▸ The problem
Give every line of the data again, unchanged, but with no pictures.

▸ Items
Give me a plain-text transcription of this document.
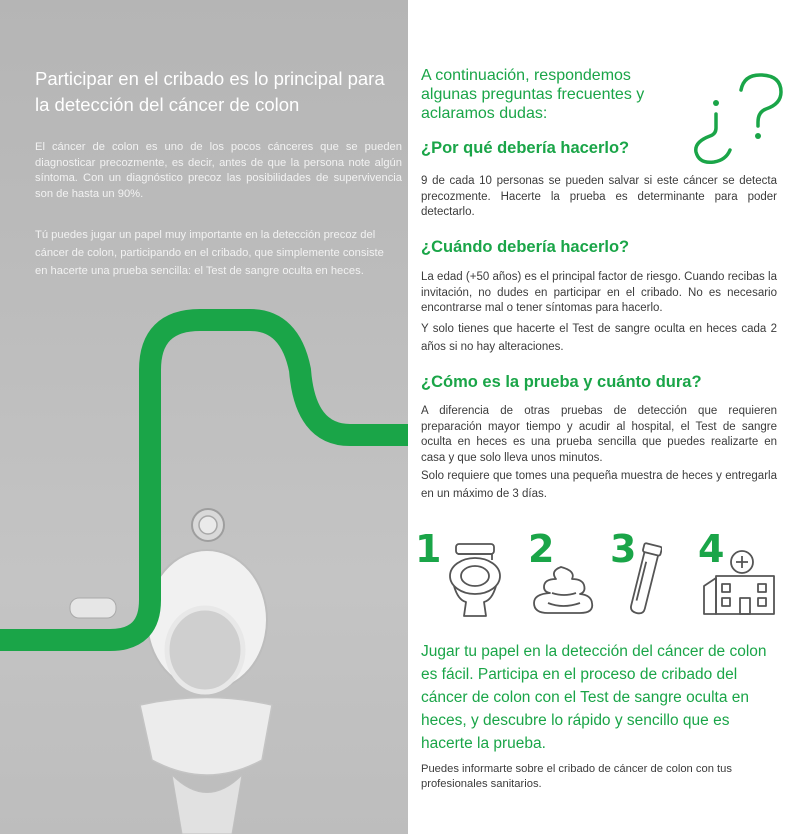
Participar en el cribado es lo principal para la detección del cáncer de colon

El cáncer de colon es uno de los pocos cánceres que se pueden diagnosticar precozmente, es decir, antes de que la persona note algún síntoma. Con un diagnóstico precoz las posibilidades de supervivencia son de hasta un 90%.

Tú puedes jugar un papel muy importante en la detección precoz del cáncer de colon, participando en el cribado, que simplemente consiste en hacerte una prueba sencilla: el Test de sangre oculta en heces.

A continuación, respondemos algunas preguntas frecuentes y aclaramos dudas:

¿Por qué debería hacerlo?

9 de cada 10 personas se pueden salvar si este cáncer se detecta precozmente. Hacerte la prueba es determinante para poder detectarlo.

¿Cuándo debería hacerlo?

La edad (+50 años) es el principal factor de riesgo. Cuando recibas la invitación, no dudes en participar en el cribado. No es necesario encontrarse mal o tener síntomas para hacerlo.

Y solo tienes que hacerte el Test de sangre oculta en heces cada 2 años si no hay alteraciones.

¿Cómo es la prueba y cuánto dura?

A diferencia de otras pruebas de detección que requieren preparación mayor tiempo y acudir al hospital, el Test de sangre oculta en heces es una prueba sencilla que puedes realizarte en casa y que solo lleva unos minutos.

Solo requiere que tomes una pequeña muestra de heces y entregarla en un máximo de 3 días.

1 2 3 4

Jugar tu papel en la detección del cáncer de colon es fácil. Participa en el proceso de cribado del cáncer de colon con el Test de sangre oculta en heces, y descubre lo rápido y sencillo que es hacerte la prueba.

Puedes informarte sobre el cribado de cáncer de colon con tus profesionales sanitarios.
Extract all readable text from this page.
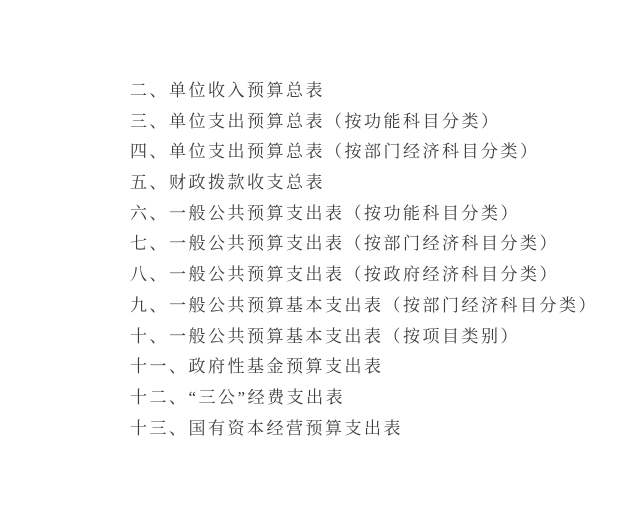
二、单位收入预算总表
三、单位支出预算总表（按功能科目分类）
四、单位支出预算总表（按部门经济科目分类）
五、财政拨款收支总表
六、一般公共预算支出表（按功能科目分类）
七、一般公共预算支出表（按部门经济科目分类）
八、一般公共预算支出表（按政府经济科目分类）
九、一般公共预算基本支出表（按部门经济科目分类）
十、一般公共预算基本支出表（按项目类别）
十一、政府性基金预算支出表
十二、“三公”经费支出表
十三、国有资本经营预算支出表
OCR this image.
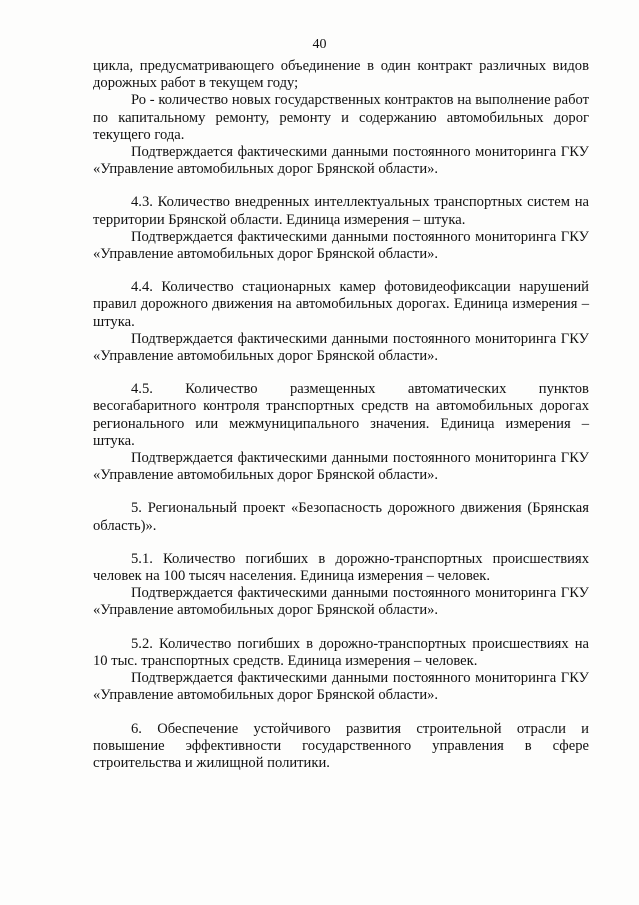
40

цикла, предусматривающего объединение в один контракт различных видов дорожных работ в текущем году;

Ро - количество новых государственных контрактов на выполнение работ по капитальному ремонту, ремонту и содержанию автомобильных дорог текущего года.

Подтверждается фактическими данными постоянного мониторинга ГКУ «Управление автомобильных дорог Брянской области».

4.3. Количество внедренных интеллектуальных транспортных систем на территории Брянской области. Единица измерения – штука.

Подтверждается фактическими данными постоянного мониторинга ГКУ «Управление автомобильных дорог Брянской области».

4.4. Количество стационарных камер фотовидеофиксации нарушений правил дорожного движения на автомобильных дорогах. Единица измерения – штука.

Подтверждается фактическими данными постоянного мониторинга ГКУ «Управление автомобильных дорог Брянской области».

4.5. Количество размещенных автоматических пунктов

весогабаритного контроля транспортных средств на автомобильных дорогах регионального или межмуниципального значения. Единица измерения – штука.

Подтверждается фактическими данными постоянного мониторинга ГКУ «Управление автомобильных дорог Брянской области».

5. Региональный проект «Безопасность дорожного движения (Брянская область)».

5.1. Количество погибших в дорожно-транспортных происшествиях человек на 100 тысяч населения. Единица измерения – человек.

Подтверждается фактическими данными постоянного мониторинга ГКУ «Управление автомобильных дорог Брянской области».

5.2. Количество погибших в дорожно-транспортных происшествиях на 10 тыс. транспортных средств. Единица измерения – человек.

Подтверждается фактическими данными постоянного мониторинга ГКУ «Управление автомобильных дорог Брянской области».

6. Обеспечение устойчивого развития строительной отрасли и повышение эффективности государственного управления в сфере строительства и жилищной политики.
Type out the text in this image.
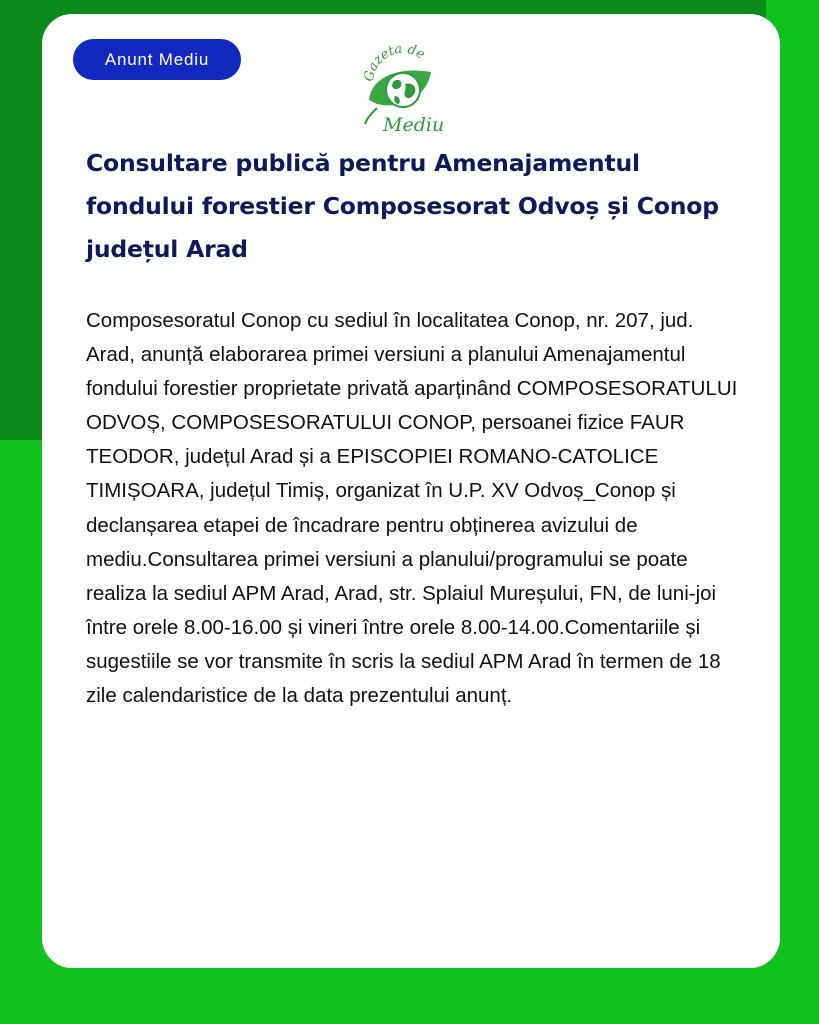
Anunt Mediu
Gazeta de
Mediu
Consultare publică pentru Amenajamentul fondului forestier Composesorat Odvoș și Conop județul Arad

Composesoratul Conop cu sediul în localitatea Conop, nr. 207, jud. Arad, anunță elaborarea primei versiuni a planului Amenajamentul fondului forestier proprietate privată aparținând COMPOSESORATULUI ODVOȘ, COMPOSESORATULUI CONOP, persoanei fizice FAUR TEODOR, județul Arad și a EPISCOPIEI ROMANO-CATOLICE TIMIȘOARA, județul Timiș, organizat în U.P. XV Odvoș_Conop și declanșarea etapei de încadrare pentru obținerea avizului de mediu.Consultarea primei versiuni a planului/programului se poate realiza la sediul APM Arad, Arad, str. Splaiul Mureșului, FN, de luni-joi între orele 8.00-16.00 și vineri între orele 8.00-14.00.Comentariile și sugestiile se vor transmite în scris la sediul APM Arad în termen de 18 zile calendaristice de la data prezentului anunț.
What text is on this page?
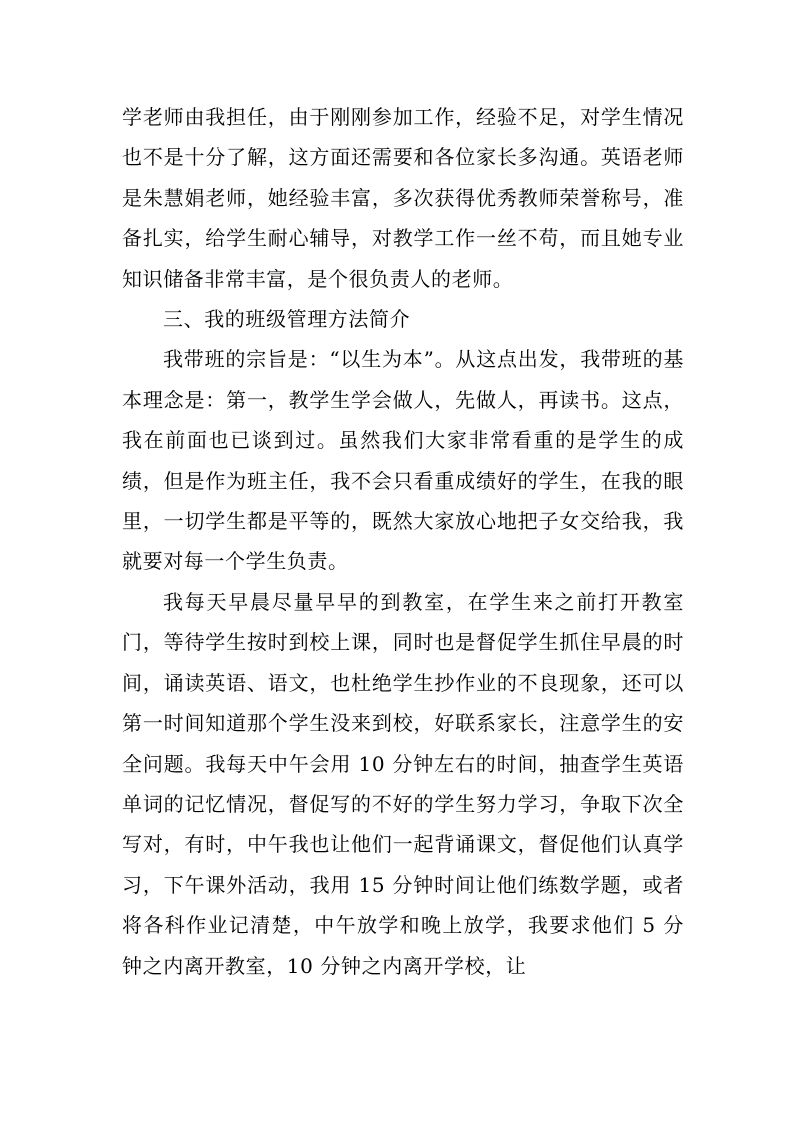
学老师由我担任，由于刚刚参加工作，经验不足，对学生情况也不是十分了解，这方面还需要和各位家长多沟通。英语老师是朱慧娟老师，她经验丰富，多次获得优秀教师荣誉称号，准备扎实，给学生耐心辅导，对教学工作一丝不苟，而且她专业知识储备非常丰富，是个很负责人的老师。

三、我的班级管理方法简介

我带班的宗旨是：“以生为本”。从这点出发，我带班的基本理念是：第一，教学生学会做人，先做人，再读书。这点，我在前面也已谈到过。虽然我们大家非常看重的是学生的成绩，但是作为班主任，我不会只看重成绩好的学生，在我的眼里，一切学生都是平等的，既然大家放心地把子女交给我，我就要对每一个学生负责。

我每天早晨尽量早早的到教室，在学生来之前打开教室门，等待学生按时到校上课，同时也是督促学生抓住早晨的时间，诵读英语、语文，也杜绝学生抄作业的不良现象，还可以第一时间知道那个学生没来到校，好联系家长，注意学生的安全问题。我每天中午会用 10 分钟左右的时间，抽查学生英语单词的记忆情况，督促写的不好的学生努力学习，争取下次全写对，有时，中午我也让他们一起背诵课文，督促他们认真学习，下午课外活动，我用 15 分钟时间让他们练数学题，或者将各科作业记清楚，中午放学和晚上放学，我要求他们 5 分钟之内离开教室，10 分钟之内离开学校，让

▸ Task result
Give me a plain-text transcription of this document.
Participar en el cribado es lo principal para la detección del cáncer de colon

El cáncer de colon es uno de los pocos cánceres que se pueden diagnosticar precozmente, es decir, antes de que la persona note algún síntoma. Con un diagnóstico precoz las posibilidades de supervivencia son de hasta un 90%.

Tú puedes jugar un papel muy importante en la detección precoz del cáncer de colon, participando en el cribado, que simplemente consiste en hacerte una prueba sencilla: el Test de sangre oculta en heces.

A continuación, respondemos algunas preguntas frecuentes y aclaramos dudas:

¿Por qué debería hacerlo?

9 de cada 10 personas se pueden salvar si este cáncer se detecta precozmente. Hacerte la prueba es determinante para poder detectarlo.

¿Cuándo debería hacerlo?

La edad (+50 años) es el principal factor de riesgo. Cuando recibas la invitación, no dudes en participar en el cribado. No es necesario encontrarse mal o tener síntomas para hacerlo.

Y solo tienes que hacerte el Test de sangre oculta en heces cada 2 años si no hay alteraciones.

¿Cómo es la prueba y cuánto dura?

A diferencia de otras pruebas de detección que requieren preparación mayor tiempo y acudir al hospital, el Test de sangre oculta en heces es una prueba sencilla que puedes realizarte en casa y que solo lleva unos minutos.

Solo requiere que tomes una pequeña muestra de heces y entregarla en un máximo de 3 días.

1 2 3 4

Jugar tu papel en la detección del cáncer de colon es fácil. Participa en el proceso de cribado del cáncer de colon con el Test de sangre oculta en heces, y descubre lo rápido y sencillo que es hacerte la prueba.

Puedes informarte sobre el cribado de cáncer de colon con tus profesionales sanitarios.
Extract all readable text from this page.
二、单位收入预算总表
三、单位支出预算总表（按功能科目分类）
四、单位支出预算总表（按部门经济科目分类）
五、财政拨款收支总表
六、一般公共预算支出表（按功能科目分类）
七、一般公共预算支出表（按部门经济科目分类）
八、一般公共预算支出表（按政府经济科目分类）
九、一般公共预算基本支出表（按部门经济科目分类）
十、一般公共预算基本支出表（按项目类别）
十一、政府性基金预算支出表
十二、“三公”经费支出表
十三、国有资本经营预算支出表
OCR this image.
40

цикла, предусматривающего объединение в один контракт различных видов дорожных работ в текущем году;

Ро - количество новых государственных контрактов на выполнение работ по капитальному ремонту, ремонту и содержанию автомобильных дорог текущего года.

Подтверждается фактическими данными постоянного мониторинга ГКУ «Управление автомобильных дорог Брянской области».

4.3. Количество внедренных интеллектуальных транспортных систем на территории Брянской области. Единица измерения – штука.

Подтверждается фактическими данными постоянного мониторинга ГКУ «Управление автомобильных дорог Брянской области».

4.4. Количество стационарных камер фотовидеофиксации нарушений правил дорожного движения на автомобильных дорогах. Единица измерения – штука.

Подтверждается фактическими данными постоянного мониторинга ГКУ «Управление автомобильных дорог Брянской области».

4.5. Количество размещенных автоматических пунктов

весогабаритного контроля транспортных средств на автомобильных дорогах регионального или межмуниципального значения. Единица измерения – штука.

Подтверждается фактическими данными постоянного мониторинга ГКУ «Управление автомобильных дорог Брянской области».

5. Региональный проект «Безопасность дорожного движения (Брянская область)».

5.1. Количество погибших в дорожно-транспортных происшествиях человек на 100 тысяч населения. Единица измерения – человек.

Подтверждается фактическими данными постоянного мониторинга ГКУ «Управление автомобильных дорог Брянской области».

5.2. Количество погибших в дорожно-транспортных происшествиях на 10 тыс. транспортных средств. Единица измерения – человек.

Подтверждается фактическими данными постоянного мониторинга ГКУ «Управление автомобильных дорог Брянской области».

6. Обеспечение устойчивого развития строительной отрасли и повышение эффективности государственного управления в сфере строительства и жилищной политики.
Type out the text in this image.
Anunt Mediu
Gazeta de
Mediu
Consultare publică pentru Amenajamentul fondului forestier Composesorat Odvoș și Conop județul Arad

Composesoratul Conop cu sediul în localitatea Conop, nr. 207, jud. Arad, anunță elaborarea primei versiuni a planului Amenajamentul fondului forestier proprietate privată aparținând COMPOSESORATULUI ODVOȘ, COMPOSESORATULUI CONOP, persoanei fizice FAUR TEODOR, județul Arad și a EPISCOPIEI ROMANO-CATOLICE TIMIȘOARA, județul Timiș, organizat în U.P. XV Odvoș_Conop și declanșarea etapei de încadrare pentru obținerea avizului de mediu.Consultarea primei versiuni a planului/programului se poate realiza la sediul APM Arad, Arad, str. Splaiul Mureșului, FN, de luni-joi între orele 8.00-16.00 și vineri între orele 8.00-14.00.Comentariile și sugestiile se vor transmite în scris la sediul APM Arad în termen de 18 zile calendaristice de la data prezentului anunț.
What text is on this page?
学老师由我担任，由于刚刚参加工作，经验不足，对学生情况也不是十分了解，这方面还需要和各位家长多沟通。英语老师是朱慧娟老师，她经验丰富，多次获得优秀教师荣誉称号，准备扎实，给学生耐心辅导，对教学工作一丝不苟，而且她专业知识储备非常丰富，是个很负责人的老师。

三、我的班级管理方法简介

我带班的宗旨是：“以生为本”。从这点出发，我带班的基本理念是：第一，教学生学会做人，先做人，再读书。这点，我在前面也已谈到过。虽然我们大家非常看重的是学生的成绩，但是作为班主任，我不会只看重成绩好的学生，在我的眼里，一切学生都是平等的，既然大家放心地把子女交给我，我就要对每一个学生负责。

我每天早晨尽量早早的到教室，在学生来之前打开教室门，等待学生按时到校上课，同时也是督促学生抓住早晨的时间，诵读英语、语文，也杜绝学生抄作业的不良现象，还可以第一时间知道那个学生没来到校，好联系家长，注意学生的安全问题。我每天中午会用 10 分钟左右的时间，抽查学生英语单词的记忆情况，督促写的不好的学生努力学习，争取下次全写对，有时，中午我也让他们一起背诵课文，督促他们认真学习，下午课外活动，我用 15 分钟时间让他们练数学题，或者将各科作业记清楚，中午放学和晚上放学，我要求他们 5 分钟之内离开教室，10 分钟之内离开学校，让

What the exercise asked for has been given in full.